> _AIM_: Write out every line of the items below as a JSON list of strings, with one string per line and no blank lines.

> _TASK DATA_:
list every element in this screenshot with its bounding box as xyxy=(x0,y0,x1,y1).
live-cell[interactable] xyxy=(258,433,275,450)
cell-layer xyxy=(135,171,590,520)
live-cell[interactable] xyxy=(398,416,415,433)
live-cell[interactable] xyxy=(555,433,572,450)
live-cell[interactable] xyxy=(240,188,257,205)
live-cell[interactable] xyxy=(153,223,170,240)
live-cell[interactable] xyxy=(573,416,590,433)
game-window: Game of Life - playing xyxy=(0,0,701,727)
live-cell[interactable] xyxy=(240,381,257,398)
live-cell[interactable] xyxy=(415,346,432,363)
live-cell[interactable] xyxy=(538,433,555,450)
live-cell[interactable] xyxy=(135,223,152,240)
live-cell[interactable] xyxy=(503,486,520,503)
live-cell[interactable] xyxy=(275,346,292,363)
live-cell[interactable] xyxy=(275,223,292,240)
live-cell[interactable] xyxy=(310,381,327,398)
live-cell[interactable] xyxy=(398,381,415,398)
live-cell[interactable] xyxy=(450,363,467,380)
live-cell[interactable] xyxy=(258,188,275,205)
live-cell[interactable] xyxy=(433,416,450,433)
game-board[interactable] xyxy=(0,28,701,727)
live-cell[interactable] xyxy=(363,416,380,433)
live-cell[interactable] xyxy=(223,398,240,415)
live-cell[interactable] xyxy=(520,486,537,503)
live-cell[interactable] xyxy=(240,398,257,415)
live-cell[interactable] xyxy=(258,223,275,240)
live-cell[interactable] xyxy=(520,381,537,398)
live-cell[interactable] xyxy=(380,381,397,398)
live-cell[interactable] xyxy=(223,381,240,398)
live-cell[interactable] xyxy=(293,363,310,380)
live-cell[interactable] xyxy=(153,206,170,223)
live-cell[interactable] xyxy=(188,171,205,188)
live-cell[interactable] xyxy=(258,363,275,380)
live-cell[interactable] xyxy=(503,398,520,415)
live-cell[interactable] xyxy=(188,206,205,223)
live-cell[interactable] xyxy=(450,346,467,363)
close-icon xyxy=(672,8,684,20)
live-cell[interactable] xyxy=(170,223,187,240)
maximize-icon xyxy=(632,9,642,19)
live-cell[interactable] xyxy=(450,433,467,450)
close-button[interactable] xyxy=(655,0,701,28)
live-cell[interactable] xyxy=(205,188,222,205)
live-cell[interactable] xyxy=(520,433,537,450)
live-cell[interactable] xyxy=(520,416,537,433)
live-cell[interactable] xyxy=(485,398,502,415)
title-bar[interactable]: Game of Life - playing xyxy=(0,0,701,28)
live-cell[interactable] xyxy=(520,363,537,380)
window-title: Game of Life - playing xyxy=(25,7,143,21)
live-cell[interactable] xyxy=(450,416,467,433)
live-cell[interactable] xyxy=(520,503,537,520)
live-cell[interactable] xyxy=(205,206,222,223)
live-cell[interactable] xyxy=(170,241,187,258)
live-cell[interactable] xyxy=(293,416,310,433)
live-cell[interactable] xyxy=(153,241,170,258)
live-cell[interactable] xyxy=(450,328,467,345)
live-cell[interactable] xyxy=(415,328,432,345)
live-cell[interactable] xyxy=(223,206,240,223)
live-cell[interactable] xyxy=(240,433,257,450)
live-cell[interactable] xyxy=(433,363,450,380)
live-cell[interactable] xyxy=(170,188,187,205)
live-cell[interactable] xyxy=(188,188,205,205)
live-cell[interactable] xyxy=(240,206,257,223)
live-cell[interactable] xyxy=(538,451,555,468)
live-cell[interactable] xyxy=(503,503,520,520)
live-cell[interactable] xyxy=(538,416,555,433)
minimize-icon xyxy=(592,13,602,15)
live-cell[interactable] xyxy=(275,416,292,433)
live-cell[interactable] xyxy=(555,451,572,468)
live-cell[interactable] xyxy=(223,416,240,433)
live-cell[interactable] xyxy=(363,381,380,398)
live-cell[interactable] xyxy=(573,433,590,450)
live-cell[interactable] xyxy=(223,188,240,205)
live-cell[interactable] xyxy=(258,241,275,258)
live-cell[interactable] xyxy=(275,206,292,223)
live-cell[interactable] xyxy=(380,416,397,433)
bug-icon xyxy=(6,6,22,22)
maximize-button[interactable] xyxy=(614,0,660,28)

> _SOLUTION TO THIS PROBLEM_:
[
  "list every element in this screenshot with its bounding box as xyxy=(x0,y0,x1,y1).",
  "live-cell[interactable] xyxy=(258,433,275,450)",
  "cell-layer xyxy=(135,171,590,520)",
  "live-cell[interactable] xyxy=(398,416,415,433)",
  "live-cell[interactable] xyxy=(555,433,572,450)",
  "live-cell[interactable] xyxy=(240,188,257,205)",
  "live-cell[interactable] xyxy=(153,223,170,240)",
  "live-cell[interactable] xyxy=(573,416,590,433)",
  "game-window: Game of Life - playing xyxy=(0,0,701,727)",
  "live-cell[interactable] xyxy=(240,381,257,398)",
  "live-cell[interactable] xyxy=(415,346,432,363)",
  "live-cell[interactable] xyxy=(538,433,555,450)",
  "live-cell[interactable] xyxy=(135,223,152,240)",
  "live-cell[interactable] xyxy=(503,486,520,503)",
  "live-cell[interactable] xyxy=(275,346,292,363)",
  "live-cell[interactable] xyxy=(275,223,292,240)",
  "live-cell[interactable] xyxy=(310,381,327,398)",
  "live-cell[interactable] xyxy=(398,381,415,398)",
  "live-cell[interactable] xyxy=(450,363,467,380)",
  "live-cell[interactable] xyxy=(258,188,275,205)",
  "live-cell[interactable] xyxy=(433,416,450,433)",
  "game-board[interactable] xyxy=(0,28,701,727)",
  "live-cell[interactable] xyxy=(363,416,380,433)",
  "live-cell[interactable] xyxy=(223,398,240,415)",
  "live-cell[interactable] xyxy=(520,486,537,503)",
  "live-cell[interactable] xyxy=(240,398,257,415)",
  "live-cell[interactable] xyxy=(258,223,275,240)",
  "live-cell[interactable] xyxy=(520,381,537,398)",
  "live-cell[interactable] xyxy=(380,381,397,398)",
  "live-cell[interactable] xyxy=(223,381,240,398)",
  "live-cell[interactable] xyxy=(293,363,310,380)",
  "live-cell[interactable] xyxy=(153,206,170,223)",
  "live-cell[interactable] xyxy=(188,171,205,188)",
  "live-cell[interactable] xyxy=(258,363,275,380)",
  "live-cell[interactable] xyxy=(503,398,520,415)",
  "live-cell[interactable] xyxy=(188,206,205,223)",
  "live-cell[interactable] xyxy=(450,346,467,363)",
  "close-icon xyxy=(672,8,684,20)",
  "live-cell[interactable] xyxy=(170,223,187,240)",
  "maximize-icon xyxy=(632,9,642,19)",
  "live-cell[interactable] xyxy=(450,433,467,450)",
  "close-button[interactable] xyxy=(655,0,701,28)",
  "live-cell[interactable] xyxy=(205,188,222,205)",
  "live-cell[interactable] xyxy=(520,433,537,450)",
  "live-cell[interactable] xyxy=(520,416,537,433)",
  "live-cell[interactable] xyxy=(485,398,502,415)",
  "title-bar[interactable]: Game of Life - playing xyxy=(0,0,701,28)",
  "live-cell[interactable] xyxy=(520,363,537,380)",
  "window-title: Game of Life - playing xyxy=(25,7,143,21)",
  "live-cell[interactable] xyxy=(450,416,467,433)",
  "live-cell[interactable] xyxy=(520,503,537,520)",
  "live-cell[interactable] xyxy=(205,206,222,223)",
  "live-cell[interactable] xyxy=(170,241,187,258)",
  "live-cell[interactable] xyxy=(293,416,310,433)",
  "live-cell[interactable] xyxy=(153,241,170,258)",
  "live-cell[interactable] xyxy=(450,328,467,345)",
  "live-cell[interactable] xyxy=(415,328,432,345)",
  "live-cell[interactable] xyxy=(223,206,240,223)",
  "live-cell[interactable] xyxy=(240,433,257,450)",
  "live-cell[interactable] xyxy=(433,363,450,380)",
  "live-cell[interactable] xyxy=(170,188,187,205)",
  "live-cell[interactable] xyxy=(188,188,205,205)",
  "live-cell[interactable] xyxy=(240,206,257,223)",
  "live-cell[interactable] xyxy=(538,451,555,468)",
  "live-cell[interactable] xyxy=(503,503,520,520)",
  "live-cell[interactable] xyxy=(538,416,555,433)",
  "minimize-icon xyxy=(592,13,602,15)",
  "live-cell[interactable] xyxy=(275,416,292,433)",
  "live-cell[interactable] xyxy=(555,451,572,468)",
  "live-cell[interactable] xyxy=(223,416,240,433)",
  "live-cell[interactable] xyxy=(363,381,380,398)",
  "live-cell[interactable] xyxy=(573,433,590,450)",
  "live-cell[interactable] xyxy=(223,188,240,205)",
  "live-cell[interactable] xyxy=(258,241,275,258)",
  "live-cell[interactable] xyxy=(275,206,292,223)",
  "live-cell[interactable] xyxy=(380,416,397,433)",
  "bug-icon xyxy=(6,6,22,22)",
  "maximize-button[interactable] xyxy=(614,0,660,28)"
]